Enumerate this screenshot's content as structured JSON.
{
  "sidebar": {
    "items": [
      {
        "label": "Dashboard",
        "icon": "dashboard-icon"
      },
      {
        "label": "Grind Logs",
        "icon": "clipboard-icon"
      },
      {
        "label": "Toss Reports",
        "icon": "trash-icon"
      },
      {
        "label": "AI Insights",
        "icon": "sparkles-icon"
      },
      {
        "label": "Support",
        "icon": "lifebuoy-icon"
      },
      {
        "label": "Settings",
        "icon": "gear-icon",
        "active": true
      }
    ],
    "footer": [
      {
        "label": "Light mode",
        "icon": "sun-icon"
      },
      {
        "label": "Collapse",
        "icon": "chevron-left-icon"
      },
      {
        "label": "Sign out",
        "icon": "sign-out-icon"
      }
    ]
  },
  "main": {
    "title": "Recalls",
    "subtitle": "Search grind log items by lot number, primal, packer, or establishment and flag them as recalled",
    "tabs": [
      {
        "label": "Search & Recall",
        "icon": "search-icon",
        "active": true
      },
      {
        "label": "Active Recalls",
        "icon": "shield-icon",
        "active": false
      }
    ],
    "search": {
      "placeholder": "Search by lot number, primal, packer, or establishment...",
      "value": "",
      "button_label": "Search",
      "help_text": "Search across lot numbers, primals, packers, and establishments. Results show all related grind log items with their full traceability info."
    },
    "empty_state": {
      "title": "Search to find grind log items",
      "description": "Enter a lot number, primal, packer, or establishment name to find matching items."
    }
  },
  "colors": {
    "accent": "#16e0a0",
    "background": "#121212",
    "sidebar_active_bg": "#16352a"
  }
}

DIRECTION: Write out every line from the records above, word for word.

FINAL ANSWER:
Enumerate this screenshot's content as structured JSON.
{
  "sidebar": {
    "items": [
      {
        "label": "Dashboard",
        "icon": "dashboard-icon"
      },
      {
        "label": "Grind Logs",
        "icon": "clipboard-icon"
      },
      {
        "label": "Toss Reports",
        "icon": "trash-icon"
      },
      {
        "label": "AI Insights",
        "icon": "sparkles-icon"
      },
      {
        "label": "Support",
        "icon": "lifebuoy-icon"
      },
      {
        "label": "Settings",
        "icon": "gear-icon",
        "active": true
      }
    ],
    "footer": [
      {
        "label": "Light mode",
        "icon": "sun-icon"
      },
      {
        "label": "Collapse",
        "icon": "chevron-left-icon"
      },
      {
        "label": "Sign out",
        "icon": "sign-out-icon"
      }
    ]
  },
  "main": {
    "title": "Recalls",
    "subtitle": "Search grind log items by lot number, primal, packer, or establishment and flag them as recalled",
    "tabs": [
      {
        "label": "Search & Recall",
        "icon": "search-icon",
        "active": true
      },
      {
        "label": "Active Recalls",
        "icon": "shield-icon",
        "active": false
      }
    ],
    "search": {
      "placeholder": "Search by lot number, primal, packer, or establishment...",
      "value": "",
      "button_label": "Search",
      "help_text": "Search across lot numbers, primals, packers, and establishments. Results show all related grind log items with their full traceability info."
    },
    "empty_state": {
      "title": "Search to find grind log items",
      "description": "Enter a lot number, primal, packer, or establishment name to find matching items."
    }
  },
  "colors": {
    "accent": "#16e0a0",
    "background": "#121212",
    "sidebar_active_bg": "#16352a"
  }
}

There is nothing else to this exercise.